Items —
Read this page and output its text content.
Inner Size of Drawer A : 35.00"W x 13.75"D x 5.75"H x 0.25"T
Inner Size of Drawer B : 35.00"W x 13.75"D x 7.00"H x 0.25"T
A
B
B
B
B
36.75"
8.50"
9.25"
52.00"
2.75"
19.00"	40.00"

Exercise —
Output each entry precisely as given.

Task answer —
Read this page and output its text content.
Inner Size of Drawer A : 35.00"W x 13.75"D x 5.75"H x 0.25"T
Inner Size of Drawer B : 35.00"W x 13.75"D x 7.00"H x 0.25"T
A
B
B
B
B
36.75"
8.50"
9.25"
52.00"
2.75"
19.00"	40.00"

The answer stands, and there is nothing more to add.